What this task involves → Where the data below has the string "yang", return the whole line.
++++ Dataset rows
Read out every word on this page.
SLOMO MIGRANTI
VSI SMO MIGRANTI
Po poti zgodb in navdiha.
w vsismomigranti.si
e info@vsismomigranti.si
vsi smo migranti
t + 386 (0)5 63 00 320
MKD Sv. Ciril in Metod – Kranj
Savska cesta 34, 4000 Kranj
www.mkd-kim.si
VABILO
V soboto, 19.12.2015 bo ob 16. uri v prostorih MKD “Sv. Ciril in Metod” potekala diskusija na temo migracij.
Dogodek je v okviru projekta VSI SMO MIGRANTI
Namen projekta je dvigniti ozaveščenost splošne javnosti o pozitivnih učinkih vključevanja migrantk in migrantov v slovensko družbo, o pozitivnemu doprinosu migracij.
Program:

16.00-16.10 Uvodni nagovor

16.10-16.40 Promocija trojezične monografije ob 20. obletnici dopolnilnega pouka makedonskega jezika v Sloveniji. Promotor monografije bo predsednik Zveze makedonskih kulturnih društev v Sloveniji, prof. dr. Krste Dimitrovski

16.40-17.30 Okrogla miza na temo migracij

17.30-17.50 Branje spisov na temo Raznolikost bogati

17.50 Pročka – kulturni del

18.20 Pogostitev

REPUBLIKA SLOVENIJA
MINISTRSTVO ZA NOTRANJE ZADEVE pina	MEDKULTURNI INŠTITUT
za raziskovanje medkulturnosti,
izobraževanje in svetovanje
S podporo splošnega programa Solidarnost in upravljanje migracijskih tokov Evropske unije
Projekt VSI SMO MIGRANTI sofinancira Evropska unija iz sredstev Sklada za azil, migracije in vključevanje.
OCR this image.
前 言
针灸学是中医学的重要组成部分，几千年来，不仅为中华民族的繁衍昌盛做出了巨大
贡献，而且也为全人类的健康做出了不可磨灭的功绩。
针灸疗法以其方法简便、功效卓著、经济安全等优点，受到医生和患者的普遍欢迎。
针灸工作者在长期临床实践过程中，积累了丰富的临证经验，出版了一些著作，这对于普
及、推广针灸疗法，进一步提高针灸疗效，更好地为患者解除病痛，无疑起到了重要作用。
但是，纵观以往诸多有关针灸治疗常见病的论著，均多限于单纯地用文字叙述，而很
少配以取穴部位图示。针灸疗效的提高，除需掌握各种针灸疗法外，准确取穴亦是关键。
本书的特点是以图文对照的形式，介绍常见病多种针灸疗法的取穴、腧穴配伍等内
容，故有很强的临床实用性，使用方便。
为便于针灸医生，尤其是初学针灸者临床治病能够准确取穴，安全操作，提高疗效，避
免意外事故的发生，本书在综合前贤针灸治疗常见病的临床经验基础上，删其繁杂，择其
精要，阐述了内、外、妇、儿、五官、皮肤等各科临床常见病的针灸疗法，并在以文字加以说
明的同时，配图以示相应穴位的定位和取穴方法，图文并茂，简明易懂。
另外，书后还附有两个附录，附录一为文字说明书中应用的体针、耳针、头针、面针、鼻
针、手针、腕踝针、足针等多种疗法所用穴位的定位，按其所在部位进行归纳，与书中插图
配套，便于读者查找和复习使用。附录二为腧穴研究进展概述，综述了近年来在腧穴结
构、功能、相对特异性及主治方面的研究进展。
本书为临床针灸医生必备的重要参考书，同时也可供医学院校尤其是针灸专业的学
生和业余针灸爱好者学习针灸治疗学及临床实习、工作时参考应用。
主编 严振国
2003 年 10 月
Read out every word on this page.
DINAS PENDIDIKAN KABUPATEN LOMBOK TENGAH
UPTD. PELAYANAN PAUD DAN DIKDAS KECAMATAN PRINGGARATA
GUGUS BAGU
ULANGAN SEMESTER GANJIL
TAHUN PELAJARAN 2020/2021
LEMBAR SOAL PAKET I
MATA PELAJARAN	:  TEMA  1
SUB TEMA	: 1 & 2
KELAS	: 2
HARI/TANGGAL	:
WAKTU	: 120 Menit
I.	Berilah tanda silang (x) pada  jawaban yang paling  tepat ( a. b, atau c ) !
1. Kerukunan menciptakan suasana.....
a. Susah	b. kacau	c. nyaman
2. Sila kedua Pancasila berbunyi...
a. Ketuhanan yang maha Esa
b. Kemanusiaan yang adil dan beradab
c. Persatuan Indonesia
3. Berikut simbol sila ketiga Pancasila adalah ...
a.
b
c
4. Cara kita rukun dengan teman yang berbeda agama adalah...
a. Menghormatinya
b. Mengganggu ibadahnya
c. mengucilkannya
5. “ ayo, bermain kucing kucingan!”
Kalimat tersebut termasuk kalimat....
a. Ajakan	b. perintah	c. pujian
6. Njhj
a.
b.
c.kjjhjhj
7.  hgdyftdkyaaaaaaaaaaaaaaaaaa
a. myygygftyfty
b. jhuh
++++++++
Solution to the problem →
I.	Berilah tanda silang (x) pada  jawaban yang paling  tepat ( a. b, atau c ) !
a. Ketuhanan yang maha Esa
b. Kemanusiaan yang adil dan beradab
4. Cara kita rukun dengan teman yang berbeda agama adalah...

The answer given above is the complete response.